Senado aprova projeto que criminaliza a misoginia

de Návio Leão

O Senado Federal aprovou o projeto de lei que criminaliza a misoginia no Brasil. Com isso, a proposta amplia a legislação sobre crimes de discriminação e preconceito. Além disso, o texto inclui a aversão ou ódio contra mulheres entre as condutas puníveis.

Dessa forma, a medida equipara a misoginia a crimes relacionados à discriminação por raça, cor, etnia, religião ou procedência nacional. Assim, a legislação passa a prever punições específicas para esse tipo de prática.

Penas previstas incluem reclusão e multa

O projeto estabelece penas para diferentes condutas. Por exemplo, a injúria baseada em misoginia poderá resultar em reclusão de dois a cinco anos, além de multa.

Por outro lado, a prática, indução ou incitação à discriminação por razões misóginas terá pena de um a três anos de reclusão, também com aplicação de multa.

Relatora destaca avanço no combate à violência

A relatora da proposta na Comissão de Constituição e Justiça, a senadora Soraya Thronicke (Podemos-MS), afirmou que o projeto fortalece o enfrentamento à violência contra mulheres.

Segundo ela, a misoginia está na raiz de diversas formas de agressão. Além disso, destacou que o problema ocorre com frequência, especialmente no ambiente digital.

Ainda conforme a senadora, a proposta ajuda a coibir discursos que defendem a superioridade masculina. Portanto, o texto atua na origem desse tipo de violência.

Plenário rejeita ressalva sobre liberdade de expressão

Durante a votação, alguns parlamentares sugeriram incluir uma ressalva para garantir a liberdade de expressão artística, científica, jornalística ou religiosa. No entanto, o plenário rejeitou o pedido.

Nesse sentido, o senador Alessandro Vieira (MDB-SE) apoiou a decisão. Ele argumentou que a Constituição já assegura a liberdade de consciência, crença e pensamento.

Além disso, alertou que a misoginia cresce no Brasil e no mundo. Inclusive, segundo ele, pesquisas indicam aumento desse comportamento entre jovens. Por isso, o tema exige atenção.

Texto segue para a Câmara dos Deputados

Para evitar dupla punição, o projeto inclui uma emenda no Código Penal. Assim, o objetivo é diferenciar a injúria misógina daquela praticada no contexto de violência doméstica e familiar.

Por fim, o texto segue para análise da Câmara dos Deputados.

--

**Instruções da tarefa**
De acordo com a notícia sobre a criminalização da misoginia, por que o projeto inclui uma emenda no Código Penal? Responda em uma a três frases.

Dados de análise do layout da página:
--

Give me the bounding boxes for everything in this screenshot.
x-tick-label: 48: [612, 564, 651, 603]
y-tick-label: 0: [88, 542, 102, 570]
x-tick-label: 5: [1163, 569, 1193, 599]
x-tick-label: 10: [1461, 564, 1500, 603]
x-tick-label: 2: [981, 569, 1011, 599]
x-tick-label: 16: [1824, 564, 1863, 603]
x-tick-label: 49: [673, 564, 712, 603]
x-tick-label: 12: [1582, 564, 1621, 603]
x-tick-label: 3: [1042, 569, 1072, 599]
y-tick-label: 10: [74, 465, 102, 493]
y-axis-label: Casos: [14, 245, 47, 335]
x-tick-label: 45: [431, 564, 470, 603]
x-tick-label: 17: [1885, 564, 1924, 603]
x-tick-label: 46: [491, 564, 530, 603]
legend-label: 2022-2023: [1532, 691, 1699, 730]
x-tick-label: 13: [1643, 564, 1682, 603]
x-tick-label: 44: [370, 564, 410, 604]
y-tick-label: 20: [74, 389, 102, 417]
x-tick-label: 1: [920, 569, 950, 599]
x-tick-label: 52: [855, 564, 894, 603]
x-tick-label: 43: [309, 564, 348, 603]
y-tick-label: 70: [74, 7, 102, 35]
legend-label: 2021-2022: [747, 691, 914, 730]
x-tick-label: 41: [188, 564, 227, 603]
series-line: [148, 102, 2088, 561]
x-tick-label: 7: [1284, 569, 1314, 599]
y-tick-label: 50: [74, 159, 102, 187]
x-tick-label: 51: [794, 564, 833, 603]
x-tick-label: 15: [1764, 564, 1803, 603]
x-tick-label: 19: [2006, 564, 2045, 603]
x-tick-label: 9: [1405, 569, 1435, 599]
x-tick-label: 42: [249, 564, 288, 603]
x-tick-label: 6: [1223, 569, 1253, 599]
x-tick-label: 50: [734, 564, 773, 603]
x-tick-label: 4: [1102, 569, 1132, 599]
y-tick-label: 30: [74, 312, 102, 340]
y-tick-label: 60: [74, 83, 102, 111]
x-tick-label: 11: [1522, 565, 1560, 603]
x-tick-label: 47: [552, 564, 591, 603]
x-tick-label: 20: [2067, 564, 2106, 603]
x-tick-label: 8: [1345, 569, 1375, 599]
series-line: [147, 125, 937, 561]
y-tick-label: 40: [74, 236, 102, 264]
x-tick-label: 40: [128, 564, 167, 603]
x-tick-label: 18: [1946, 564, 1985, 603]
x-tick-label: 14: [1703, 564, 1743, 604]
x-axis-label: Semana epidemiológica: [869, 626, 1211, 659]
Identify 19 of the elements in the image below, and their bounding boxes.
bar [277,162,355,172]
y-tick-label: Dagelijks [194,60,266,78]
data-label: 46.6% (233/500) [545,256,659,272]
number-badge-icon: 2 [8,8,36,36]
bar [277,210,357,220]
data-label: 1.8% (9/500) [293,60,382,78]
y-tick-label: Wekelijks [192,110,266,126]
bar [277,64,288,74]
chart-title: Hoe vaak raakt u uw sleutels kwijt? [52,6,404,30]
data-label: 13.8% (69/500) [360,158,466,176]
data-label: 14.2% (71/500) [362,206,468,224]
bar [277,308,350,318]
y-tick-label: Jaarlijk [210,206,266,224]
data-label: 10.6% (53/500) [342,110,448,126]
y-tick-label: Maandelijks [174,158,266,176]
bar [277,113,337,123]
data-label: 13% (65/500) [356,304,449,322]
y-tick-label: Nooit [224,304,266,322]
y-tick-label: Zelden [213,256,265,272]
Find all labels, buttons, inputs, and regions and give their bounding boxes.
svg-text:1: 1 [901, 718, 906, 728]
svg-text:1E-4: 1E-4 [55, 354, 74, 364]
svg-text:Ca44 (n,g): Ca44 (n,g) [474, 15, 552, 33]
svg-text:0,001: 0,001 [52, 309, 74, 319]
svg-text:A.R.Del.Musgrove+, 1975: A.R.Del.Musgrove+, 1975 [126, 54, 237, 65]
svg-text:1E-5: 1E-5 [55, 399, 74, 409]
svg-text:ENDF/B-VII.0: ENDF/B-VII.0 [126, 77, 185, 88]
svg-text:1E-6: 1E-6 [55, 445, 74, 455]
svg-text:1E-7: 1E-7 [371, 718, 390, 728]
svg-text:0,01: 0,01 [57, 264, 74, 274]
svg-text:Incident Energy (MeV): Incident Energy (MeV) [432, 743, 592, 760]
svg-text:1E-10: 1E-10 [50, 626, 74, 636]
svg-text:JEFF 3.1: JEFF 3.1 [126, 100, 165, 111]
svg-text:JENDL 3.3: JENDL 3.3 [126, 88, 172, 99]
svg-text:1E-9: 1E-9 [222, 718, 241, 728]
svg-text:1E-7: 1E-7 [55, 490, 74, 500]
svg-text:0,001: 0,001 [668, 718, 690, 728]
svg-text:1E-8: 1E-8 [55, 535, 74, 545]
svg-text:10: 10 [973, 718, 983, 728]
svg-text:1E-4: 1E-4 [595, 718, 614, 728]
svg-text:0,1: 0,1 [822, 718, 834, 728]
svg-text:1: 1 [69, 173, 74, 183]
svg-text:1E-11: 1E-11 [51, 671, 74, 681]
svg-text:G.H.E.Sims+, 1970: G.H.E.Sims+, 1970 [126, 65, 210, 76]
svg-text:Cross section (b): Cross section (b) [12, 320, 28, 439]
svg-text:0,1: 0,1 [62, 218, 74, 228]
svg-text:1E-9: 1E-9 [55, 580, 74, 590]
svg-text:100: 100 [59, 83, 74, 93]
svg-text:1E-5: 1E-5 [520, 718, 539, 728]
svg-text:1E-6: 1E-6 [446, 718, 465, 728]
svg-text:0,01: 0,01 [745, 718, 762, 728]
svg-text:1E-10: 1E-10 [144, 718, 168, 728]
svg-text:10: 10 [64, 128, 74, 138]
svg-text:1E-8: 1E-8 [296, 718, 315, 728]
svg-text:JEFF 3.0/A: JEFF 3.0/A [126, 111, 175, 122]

--

**Solução**
O projeto inclui a emenda no Código Penal para evitar dupla punição. O objetivo é diferenciar a injúria misógina daquela praticada no contexto de violência doméstica e familiar.